Collected data entries

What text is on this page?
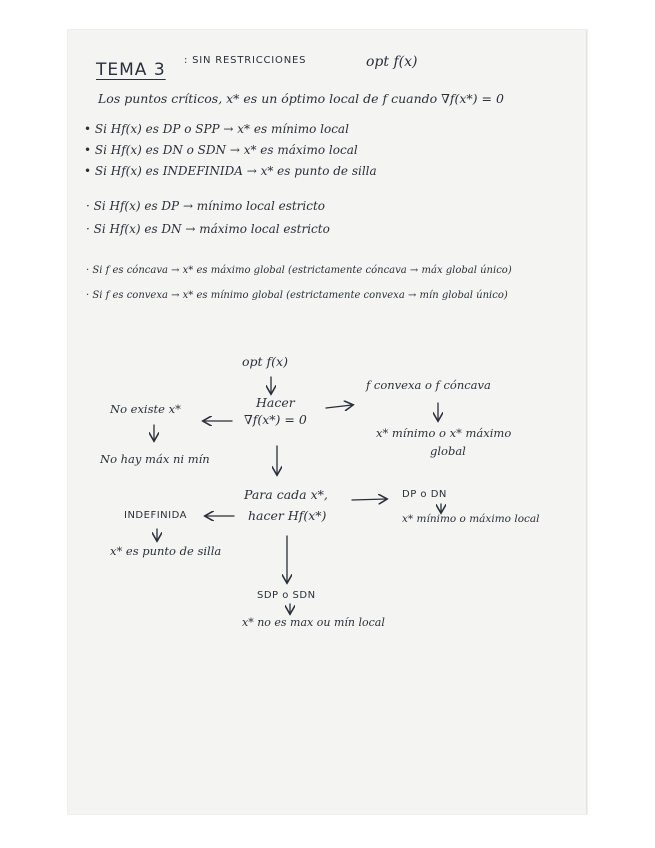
TEMA 3 : SIN RESTRICCIONES	opt f(x)
Los puntos críticos, x* es un óptimo local de f cuando ∇f(x*) = 0
• Si Hf(x) es DP o SPP → x* es mínimo local
• Si Hf(x) es DN o SDN → x* es máximo local
• Si Hf(x) es INDEFINIDA → x* es punto de silla
· Si Hf(x) es DP → mínimo local estricto
· Si Hf(x) es DN → máximo local estricto
· Si f es cóncava → x* es máximo global (estrictamente cóncava → máx global único)
· Si f es convexa → x* es mínimo global (estrictamente convexa → mín global único)
opt f(x)
Hacer
∇f(x*) = 0
No existe x*
No hay máx ni mín
f convexa o f cóncava
x* mínimo o x* máximo
global
Para cada x*,
hacer Hf(x*)
INDEFINIDA
x* es punto de silla
DP o DN
x* mínimo o máximo local
SDP o SDN
x* no es max ou mín local
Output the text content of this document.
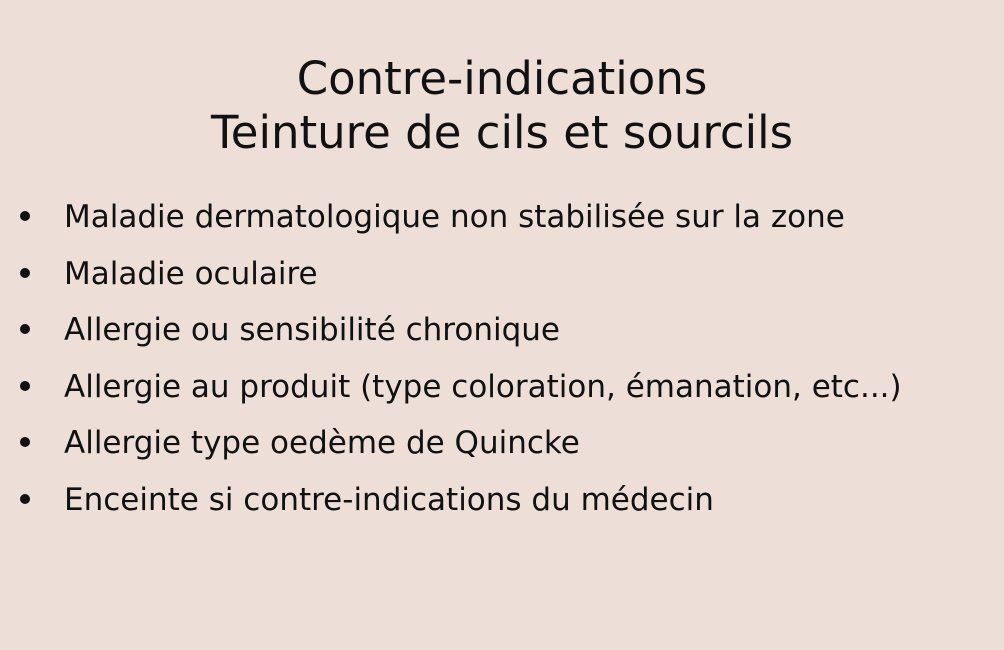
Contre-indications
Teinture de cils et sourcils
Maladie dermatologique non stabilisée sur la zone
Maladie oculaire
Allergie ou sensibilité chronique
Allergie au produit (type coloration, émanation, etc...)
Allergie type oedème de Quincke
Enceinte si contre-indications du médecin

◆ **What you have to do**
Pictures don't belong in the copy. Restate all the entries exactly.

◆ **Answer to the exercise**
What text is on this page?
TEMA 3 : SIN RESTRICCIONES	opt f(x)
Los puntos críticos, x* es un óptimo local de f cuando ∇f(x*) = 0
• Si Hf(x) es DP o SPP → x* es mínimo local
• Si Hf(x) es DN o SDN → x* es máximo local
• Si Hf(x) es INDEFINIDA → x* es punto de silla
· Si Hf(x) es DP → mínimo local estricto
· Si Hf(x) es DN → máximo local estricto
· Si f es cóncava → x* es máximo global (estrictamente cóncava → máx global único)
· Si f es convexa → x* es mínimo global (estrictamente convexa → mín global único)
opt f(x)
Hacer
∇f(x*) = 0
No existe x*
No hay máx ni mín
f convexa o f cóncava
x* mínimo o x* máximo
global
Para cada x*,
hacer Hf(x*)
INDEFINIDA
x* es punto de silla
DP o DN
x* mínimo o máximo local
SDP o SDN
x* no es max ou mín local
Output the text content of this document.
Contre-indications
Teinture de cils et sourcils
Maladie dermatologique non stabilisée sur la zone
Maladie oculaire
Allergie ou sensibilité chronique
Allergie au produit (type coloration, émanation, etc...)
Allergie type oedème de Quincke
Enceinte si contre-indications du médecin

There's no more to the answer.